--- EXERCISE ---
Copy every line of the listing exactly.

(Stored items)
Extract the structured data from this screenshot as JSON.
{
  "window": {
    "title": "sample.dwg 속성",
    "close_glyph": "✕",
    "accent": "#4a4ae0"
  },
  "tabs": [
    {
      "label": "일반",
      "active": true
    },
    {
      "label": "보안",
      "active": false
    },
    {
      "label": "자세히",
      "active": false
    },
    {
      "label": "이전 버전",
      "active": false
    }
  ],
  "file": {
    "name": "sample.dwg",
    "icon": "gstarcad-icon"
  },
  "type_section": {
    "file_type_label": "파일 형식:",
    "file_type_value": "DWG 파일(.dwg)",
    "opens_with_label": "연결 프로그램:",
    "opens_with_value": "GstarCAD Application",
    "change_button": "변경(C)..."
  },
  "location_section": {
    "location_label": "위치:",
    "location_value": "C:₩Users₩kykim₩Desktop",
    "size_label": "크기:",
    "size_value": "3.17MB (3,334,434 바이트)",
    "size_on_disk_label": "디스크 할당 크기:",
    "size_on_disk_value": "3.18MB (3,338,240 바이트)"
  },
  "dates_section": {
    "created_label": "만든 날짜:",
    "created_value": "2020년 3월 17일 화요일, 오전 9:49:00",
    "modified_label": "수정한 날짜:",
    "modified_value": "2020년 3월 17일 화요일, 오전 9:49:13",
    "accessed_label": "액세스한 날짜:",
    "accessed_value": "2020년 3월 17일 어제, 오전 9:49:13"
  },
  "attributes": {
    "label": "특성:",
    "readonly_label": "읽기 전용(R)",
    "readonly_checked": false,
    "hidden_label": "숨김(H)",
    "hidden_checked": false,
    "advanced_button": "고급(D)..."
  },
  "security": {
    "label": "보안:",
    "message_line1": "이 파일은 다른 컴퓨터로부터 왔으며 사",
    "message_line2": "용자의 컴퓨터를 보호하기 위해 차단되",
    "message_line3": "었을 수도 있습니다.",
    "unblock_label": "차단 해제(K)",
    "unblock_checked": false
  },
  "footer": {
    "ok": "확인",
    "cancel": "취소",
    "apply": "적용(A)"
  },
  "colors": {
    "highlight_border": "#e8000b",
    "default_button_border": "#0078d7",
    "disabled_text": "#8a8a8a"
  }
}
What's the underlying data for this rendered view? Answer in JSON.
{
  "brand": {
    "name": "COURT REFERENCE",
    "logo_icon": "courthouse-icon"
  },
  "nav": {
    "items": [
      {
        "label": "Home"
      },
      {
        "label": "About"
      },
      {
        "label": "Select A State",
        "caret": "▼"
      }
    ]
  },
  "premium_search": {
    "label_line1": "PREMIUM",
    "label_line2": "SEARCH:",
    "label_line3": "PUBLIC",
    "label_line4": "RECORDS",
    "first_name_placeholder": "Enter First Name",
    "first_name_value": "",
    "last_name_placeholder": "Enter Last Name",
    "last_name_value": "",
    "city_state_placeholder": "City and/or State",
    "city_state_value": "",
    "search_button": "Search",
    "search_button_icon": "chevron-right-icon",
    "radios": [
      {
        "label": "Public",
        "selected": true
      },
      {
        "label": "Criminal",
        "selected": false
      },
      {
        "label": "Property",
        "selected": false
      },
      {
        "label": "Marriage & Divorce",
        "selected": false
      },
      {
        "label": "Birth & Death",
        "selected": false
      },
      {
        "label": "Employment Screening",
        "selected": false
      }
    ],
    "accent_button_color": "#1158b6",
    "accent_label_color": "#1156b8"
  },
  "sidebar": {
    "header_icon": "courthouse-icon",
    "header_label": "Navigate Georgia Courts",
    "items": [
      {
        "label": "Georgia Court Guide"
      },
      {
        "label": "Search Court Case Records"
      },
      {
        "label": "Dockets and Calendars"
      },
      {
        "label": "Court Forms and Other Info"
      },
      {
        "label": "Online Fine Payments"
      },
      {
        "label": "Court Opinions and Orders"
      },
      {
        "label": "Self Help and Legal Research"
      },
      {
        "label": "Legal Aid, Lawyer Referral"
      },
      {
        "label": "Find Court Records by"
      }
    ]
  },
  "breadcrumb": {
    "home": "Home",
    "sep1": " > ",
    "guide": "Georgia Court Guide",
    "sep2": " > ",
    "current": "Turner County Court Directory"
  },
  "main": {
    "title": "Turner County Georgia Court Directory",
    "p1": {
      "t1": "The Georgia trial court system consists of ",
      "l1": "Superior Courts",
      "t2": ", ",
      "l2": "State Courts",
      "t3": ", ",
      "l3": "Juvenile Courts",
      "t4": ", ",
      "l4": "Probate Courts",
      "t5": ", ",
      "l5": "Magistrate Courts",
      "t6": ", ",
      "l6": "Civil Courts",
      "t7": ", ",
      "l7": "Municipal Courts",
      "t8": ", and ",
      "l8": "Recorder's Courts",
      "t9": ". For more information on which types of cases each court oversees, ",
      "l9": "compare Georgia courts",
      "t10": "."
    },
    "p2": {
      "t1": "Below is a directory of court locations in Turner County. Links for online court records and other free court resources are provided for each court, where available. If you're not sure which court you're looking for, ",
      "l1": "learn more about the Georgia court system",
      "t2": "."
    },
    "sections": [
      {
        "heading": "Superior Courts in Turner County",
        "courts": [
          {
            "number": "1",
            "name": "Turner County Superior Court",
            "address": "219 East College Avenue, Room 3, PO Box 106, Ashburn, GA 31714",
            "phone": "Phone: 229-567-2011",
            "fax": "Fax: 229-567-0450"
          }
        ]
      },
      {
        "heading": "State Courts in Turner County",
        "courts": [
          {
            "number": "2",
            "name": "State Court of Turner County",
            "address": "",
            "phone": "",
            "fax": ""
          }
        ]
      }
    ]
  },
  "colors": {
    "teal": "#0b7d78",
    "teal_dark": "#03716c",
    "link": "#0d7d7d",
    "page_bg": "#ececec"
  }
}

--- WRITTEN RESPONSE ---
Extract the structured data from this screenshot as JSON.
{
  "window": {
    "title": "sample.dwg 속성",
    "close_glyph": "✕",
    "accent": "#4a4ae0"
  },
  "tabs": [
    {
      "label": "일반",
      "active": true
    },
    {
      "label": "보안",
      "active": false
    },
    {
      "label": "자세히",
      "active": false
    },
    {
      "label": "이전 버전",
      "active": false
    }
  ],
  "file": {
    "name": "sample.dwg",
    "icon": "gstarcad-icon"
  },
  "type_section": {
    "file_type_label": "파일 형식:",
    "file_type_value": "DWG 파일(.dwg)",
    "opens_with_label": "연결 프로그램:",
    "opens_with_value": "GstarCAD Application",
    "change_button": "변경(C)..."
  },
  "location_section": {
    "location_label": "위치:",
    "location_value": "C:₩Users₩kykim₩Desktop",
    "size_label": "크기:",
    "size_value": "3.17MB (3,334,434 바이트)",
    "size_on_disk_label": "디스크 할당 크기:",
    "size_on_disk_value": "3.18MB (3,338,240 바이트)"
  },
  "dates_section": {
    "created_label": "만든 날짜:",
    "created_value": "2020년 3월 17일 화요일, 오전 9:49:00",
    "modified_label": "수정한 날짜:",
    "modified_value": "2020년 3월 17일 화요일, 오전 9:49:13",
    "accessed_label": "액세스한 날짜:",
    "accessed_value": "2020년 3월 17일 어제, 오전 9:49:13"
  },
  "attributes": {
    "label": "특성:",
    "readonly_label": "읽기 전용(R)",
    "readonly_checked": false,
    "hidden_label": "숨김(H)",
    "hidden_checked": false,
    "advanced_button": "고급(D)..."
  },
  "security": {
    "label": "보안:",
    "message_line1": "이 파일은 다른 컴퓨터로부터 왔으며 사",
    "message_line2": "용자의 컴퓨터를 보호하기 위해 차단되",
    "message_line3": "었을 수도 있습니다.",
    "unblock_label": "차단 해제(K)",
    "unblock_checked": false
  },
  "footer": {
    "ok": "확인",
    "cancel": "취소",
    "apply": "적용(A)"
  },
  "colors": {
    "highlight_border": "#e8000b",
    "default_button_border": "#0078d7",
    "disabled_text": "#8a8a8a"
  }
}
What's the underlying data for this rendered view? Answer in JSON.
{
  "brand": {
    "name": "COURT REFERENCE",
    "logo_icon": "courthouse-icon"
  },
  "nav": {
    "items": [
      {
        "label": "Home"
      },
      {
        "label": "About"
      },
      {
        "label": "Select A State",
        "caret": "▼"
      }
    ]
  },
  "premium_search": {
    "label_line1": "PREMIUM",
    "label_line2": "SEARCH:",
    "label_line3": "PUBLIC",
    "label_line4": "RECORDS",
    "first_name_placeholder": "Enter First Name",
    "first_name_value": "",
    "last_name_placeholder": "Enter Last Name",
    "last_name_value": "",
    "city_state_placeholder": "City and/or State",
    "city_state_value": "",
    "search_button": "Search",
    "search_button_icon": "chevron-right-icon",
    "radios": [
      {
        "label": "Public",
        "selected": true
      },
      {
        "label": "Criminal",
        "selected": false
      },
      {
        "label": "Property",
        "selected": false
      },
      {
        "label": "Marriage & Divorce",
        "selected": false
      },
      {
        "label": "Birth & Death",
        "selected": false
      },
      {
        "label": "Employment Screening",
        "selected": false
      }
    ],
    "accent_button_color": "#1158b6",
    "accent_label_color": "#1156b8"
  },
  "sidebar": {
    "header_icon": "courthouse-icon",
    "header_label": "Navigate Georgia Courts",
    "items": [
      {
        "label": "Georgia Court Guide"
      },
      {
        "label": "Search Court Case Records"
      },
      {
        "label": "Dockets and Calendars"
      },
      {
        "label": "Court Forms and Other Info"
      },
      {
        "label": "Online Fine Payments"
      },
      {
        "label": "Court Opinions and Orders"
      },
      {
        "label": "Self Help and Legal Research"
      },
      {
        "label": "Legal Aid, Lawyer Referral"
      },
      {
        "label": "Find Court Records by"
      }
    ]
  },
  "breadcrumb": {
    "home": "Home",
    "sep1": " > ",
    "guide": "Georgia Court Guide",
    "sep2": " > ",
    "current": "Turner County Court Directory"
  },
  "main": {
    "title": "Turner County Georgia Court Directory",
    "p1": {
      "t1": "The Georgia trial court system consists of ",
      "l1": "Superior Courts",
      "t2": ", ",
      "l2": "State Courts",
      "t3": ", ",
      "l3": "Juvenile Courts",
      "t4": ", ",
      "l4": "Probate Courts",
      "t5": ", ",
      "l5": "Magistrate Courts",
      "t6": ", ",
      "l6": "Civil Courts",
      "t7": ", ",
      "l7": "Municipal Courts",
      "t8": ", and ",
      "l8": "Recorder's Courts",
      "t9": ". For more information on which types of cases each court oversees, ",
      "l9": "compare Georgia courts",
      "t10": "."
    },
    "p2": {
      "t1": "Below is a directory of court locations in Turner County. Links for online court records and other free court resources are provided for each court, where available. If you're not sure which court you're looking for, ",
      "l1": "learn more about the Georgia court system",
      "t2": "."
    },
    "sections": [
      {
        "heading": "Superior Courts in Turner County",
        "courts": [
          {
            "number": "1",
            "name": "Turner County Superior Court",
            "address": "219 East College Avenue, Room 3, PO Box 106, Ashburn, GA 31714",
            "phone": "Phone: 229-567-2011",
            "fax": "Fax: 229-567-0450"
          }
        ]
      },
      {
        "heading": "State Courts in Turner County",
        "courts": [
          {
            "number": "2",
            "name": "State Court of Turner County",
            "address": "",
            "phone": "",
            "fax": ""
          }
        ]
      }
    ]
  },
  "colors": {
    "teal": "#0b7d78",
    "teal_dark": "#03716c",
    "link": "#0d7d7d",
    "page_bg": "#ececec"
  }
}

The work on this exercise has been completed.